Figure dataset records
[BEGIN]

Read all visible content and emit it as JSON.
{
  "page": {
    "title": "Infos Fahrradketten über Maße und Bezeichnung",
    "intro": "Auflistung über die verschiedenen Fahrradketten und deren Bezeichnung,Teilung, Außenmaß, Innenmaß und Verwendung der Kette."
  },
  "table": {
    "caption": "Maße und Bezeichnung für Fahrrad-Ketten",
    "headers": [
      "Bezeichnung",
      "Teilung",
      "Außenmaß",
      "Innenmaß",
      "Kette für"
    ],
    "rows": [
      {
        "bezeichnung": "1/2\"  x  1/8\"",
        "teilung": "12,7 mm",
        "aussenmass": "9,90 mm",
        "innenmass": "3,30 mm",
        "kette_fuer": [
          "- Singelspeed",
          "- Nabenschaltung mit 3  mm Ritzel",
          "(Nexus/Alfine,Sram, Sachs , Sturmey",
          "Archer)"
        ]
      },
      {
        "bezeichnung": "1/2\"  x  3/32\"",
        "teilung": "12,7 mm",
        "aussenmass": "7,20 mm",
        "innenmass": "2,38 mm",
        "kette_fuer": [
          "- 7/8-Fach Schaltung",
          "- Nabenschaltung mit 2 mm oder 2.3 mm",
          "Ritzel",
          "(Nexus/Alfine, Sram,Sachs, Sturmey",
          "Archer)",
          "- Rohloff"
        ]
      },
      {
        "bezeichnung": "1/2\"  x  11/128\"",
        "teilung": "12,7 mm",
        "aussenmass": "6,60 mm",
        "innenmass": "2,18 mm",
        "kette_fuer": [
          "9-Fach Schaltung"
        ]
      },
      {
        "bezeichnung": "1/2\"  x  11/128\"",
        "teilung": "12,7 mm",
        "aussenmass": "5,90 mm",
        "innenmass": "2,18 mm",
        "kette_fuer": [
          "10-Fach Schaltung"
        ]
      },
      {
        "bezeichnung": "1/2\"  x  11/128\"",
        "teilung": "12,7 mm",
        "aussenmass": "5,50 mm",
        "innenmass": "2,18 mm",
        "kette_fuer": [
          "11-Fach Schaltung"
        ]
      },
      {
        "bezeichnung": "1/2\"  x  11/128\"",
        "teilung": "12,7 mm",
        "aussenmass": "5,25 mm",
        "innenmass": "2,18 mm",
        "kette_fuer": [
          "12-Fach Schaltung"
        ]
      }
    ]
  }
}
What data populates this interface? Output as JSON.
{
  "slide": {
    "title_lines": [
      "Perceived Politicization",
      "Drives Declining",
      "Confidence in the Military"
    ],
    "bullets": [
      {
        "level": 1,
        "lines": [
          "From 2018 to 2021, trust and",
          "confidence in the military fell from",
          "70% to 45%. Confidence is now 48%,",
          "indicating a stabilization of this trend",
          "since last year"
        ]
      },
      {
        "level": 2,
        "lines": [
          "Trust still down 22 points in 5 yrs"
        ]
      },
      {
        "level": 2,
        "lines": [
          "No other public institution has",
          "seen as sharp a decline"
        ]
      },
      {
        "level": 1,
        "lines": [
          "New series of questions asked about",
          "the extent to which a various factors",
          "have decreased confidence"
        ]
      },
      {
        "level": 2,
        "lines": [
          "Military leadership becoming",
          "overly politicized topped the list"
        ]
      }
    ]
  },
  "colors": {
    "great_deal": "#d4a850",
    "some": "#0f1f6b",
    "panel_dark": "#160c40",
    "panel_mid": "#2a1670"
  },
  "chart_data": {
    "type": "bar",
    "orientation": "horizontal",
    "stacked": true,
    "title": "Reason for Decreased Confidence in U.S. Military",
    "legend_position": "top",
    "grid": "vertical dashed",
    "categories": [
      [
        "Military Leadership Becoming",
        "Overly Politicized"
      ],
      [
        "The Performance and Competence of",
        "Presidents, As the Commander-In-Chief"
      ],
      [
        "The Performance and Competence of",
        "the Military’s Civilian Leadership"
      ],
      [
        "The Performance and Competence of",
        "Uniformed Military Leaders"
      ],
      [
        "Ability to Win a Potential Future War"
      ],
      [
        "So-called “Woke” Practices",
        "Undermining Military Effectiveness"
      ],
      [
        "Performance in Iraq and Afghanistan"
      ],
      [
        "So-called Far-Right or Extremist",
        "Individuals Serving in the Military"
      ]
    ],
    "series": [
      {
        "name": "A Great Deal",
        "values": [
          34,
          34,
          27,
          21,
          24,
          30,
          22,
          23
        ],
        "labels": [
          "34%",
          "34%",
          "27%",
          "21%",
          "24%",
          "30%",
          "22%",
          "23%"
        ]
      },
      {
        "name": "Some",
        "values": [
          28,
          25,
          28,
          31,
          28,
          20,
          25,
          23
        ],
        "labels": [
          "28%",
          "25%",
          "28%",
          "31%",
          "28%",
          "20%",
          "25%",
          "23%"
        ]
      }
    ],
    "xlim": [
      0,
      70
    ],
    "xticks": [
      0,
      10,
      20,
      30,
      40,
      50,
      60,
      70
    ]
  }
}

[END]

EXERCISE REQUIREMENTS
Extract the complete listing verbatim.

EXPECTED ANSWER
Read all visible content and emit it as JSON.
{
  "page": {
    "title": "Infos Fahrradketten über Maße und Bezeichnung",
    "intro": "Auflistung über die verschiedenen Fahrradketten und deren Bezeichnung,Teilung, Außenmaß, Innenmaß und Verwendung der Kette."
  },
  "table": {
    "caption": "Maße und Bezeichnung für Fahrrad-Ketten",
    "headers": [
      "Bezeichnung",
      "Teilung",
      "Außenmaß",
      "Innenmaß",
      "Kette für"
    ],
    "rows": [
      {
        "bezeichnung": "1/2\"  x  1/8\"",
        "teilung": "12,7 mm",
        "aussenmass": "9,90 mm",
        "innenmass": "3,30 mm",
        "kette_fuer": [
          "- Singelspeed",
          "- Nabenschaltung mit 3  mm Ritzel",
          "(Nexus/Alfine,Sram, Sachs , Sturmey",
          "Archer)"
        ]
      },
      {
        "bezeichnung": "1/2\"  x  3/32\"",
        "teilung": "12,7 mm",
        "aussenmass": "7,20 mm",
        "innenmass": "2,38 mm",
        "kette_fuer": [
          "- 7/8-Fach Schaltung",
          "- Nabenschaltung mit 2 mm oder 2.3 mm",
          "Ritzel",
          "(Nexus/Alfine, Sram,Sachs, Sturmey",
          "Archer)",
          "- Rohloff"
        ]
      },
      {
        "bezeichnung": "1/2\"  x  11/128\"",
        "teilung": "12,7 mm",
        "aussenmass": "6,60 mm",
        "innenmass": "2,18 mm",
        "kette_fuer": [
          "9-Fach Schaltung"
        ]
      },
      {
        "bezeichnung": "1/2\"  x  11/128\"",
        "teilung": "12,7 mm",
        "aussenmass": "5,90 mm",
        "innenmass": "2,18 mm",
        "kette_fuer": [
          "10-Fach Schaltung"
        ]
      },
      {
        "bezeichnung": "1/2\"  x  11/128\"",
        "teilung": "12,7 mm",
        "aussenmass": "5,50 mm",
        "innenmass": "2,18 mm",
        "kette_fuer": [
          "11-Fach Schaltung"
        ]
      },
      {
        "bezeichnung": "1/2\"  x  11/128\"",
        "teilung": "12,7 mm",
        "aussenmass": "5,25 mm",
        "innenmass": "2,18 mm",
        "kette_fuer": [
          "12-Fach Schaltung"
        ]
      }
    ]
  }
}
What data populates this interface? Output as JSON.
{
  "slide": {
    "title_lines": [
      "Perceived Politicization",
      "Drives Declining",
      "Confidence in the Military"
    ],
    "bullets": [
      {
        "level": 1,
        "lines": [
          "From 2018 to 2021, trust and",
          "confidence in the military fell from",
          "70% to 45%. Confidence is now 48%,",
          "indicating a stabilization of this trend",
          "since last year"
        ]
      },
      {
        "level": 2,
        "lines": [
          "Trust still down 22 points in 5 yrs"
        ]
      },
      {
        "level": 2,
        "lines": [
          "No other public institution has",
          "seen as sharp a decline"
        ]
      },
      {
        "level": 1,
        "lines": [
          "New series of questions asked about",
          "the extent to which a various factors",
          "have decreased confidence"
        ]
      },
      {
        "level": 2,
        "lines": [
          "Military leadership becoming",
          "overly politicized topped the list"
        ]
      }
    ]
  },
  "colors": {
    "great_deal": "#d4a850",
    "some": "#0f1f6b",
    "panel_dark": "#160c40",
    "panel_mid": "#2a1670"
  },
  "chart_data": {
    "type": "bar",
    "orientation": "horizontal",
    "stacked": true,
    "title": "Reason for Decreased Confidence in U.S. Military",
    "legend_position": "top",
    "grid": "vertical dashed",
    "categories": [
      [
        "Military Leadership Becoming",
        "Overly Politicized"
      ],
      [
        "The Performance and Competence of",
        "Presidents, As the Commander-In-Chief"
      ],
      [
        "The Performance and Competence of",
        "the Military’s Civilian Leadership"
      ],
      [
        "The Performance and Competence of",
        "Uniformed Military Leaders"
      ],
      [
        "Ability to Win a Potential Future War"
      ],
      [
        "So-called “Woke” Practices",
        "Undermining Military Effectiveness"
      ],
      [
        "Performance in Iraq and Afghanistan"
      ],
      [
        "So-called Far-Right or Extremist",
        "Individuals Serving in the Military"
      ]
    ],
    "series": [
      {
        "name": "A Great Deal",
        "values": [
          34,
          34,
          27,
          21,
          24,
          30,
          22,
          23
        ],
        "labels": [
          "34%",
          "34%",
          "27%",
          "21%",
          "24%",
          "30%",
          "22%",
          "23%"
        ]
      },
      {
        "name": "Some",
        "values": [
          28,
          25,
          28,
          31,
          28,
          20,
          25,
          23
        ],
        "labels": [
          "28%",
          "25%",
          "28%",
          "31%",
          "28%",
          "20%",
          "25%",
          "23%"
        ]
      }
    ],
    "xlim": [
      0,
      70
    ],
    "xticks": [
      0,
      10,
      20,
      30,
      40,
      50,
      60,
      70
    ]
  }
}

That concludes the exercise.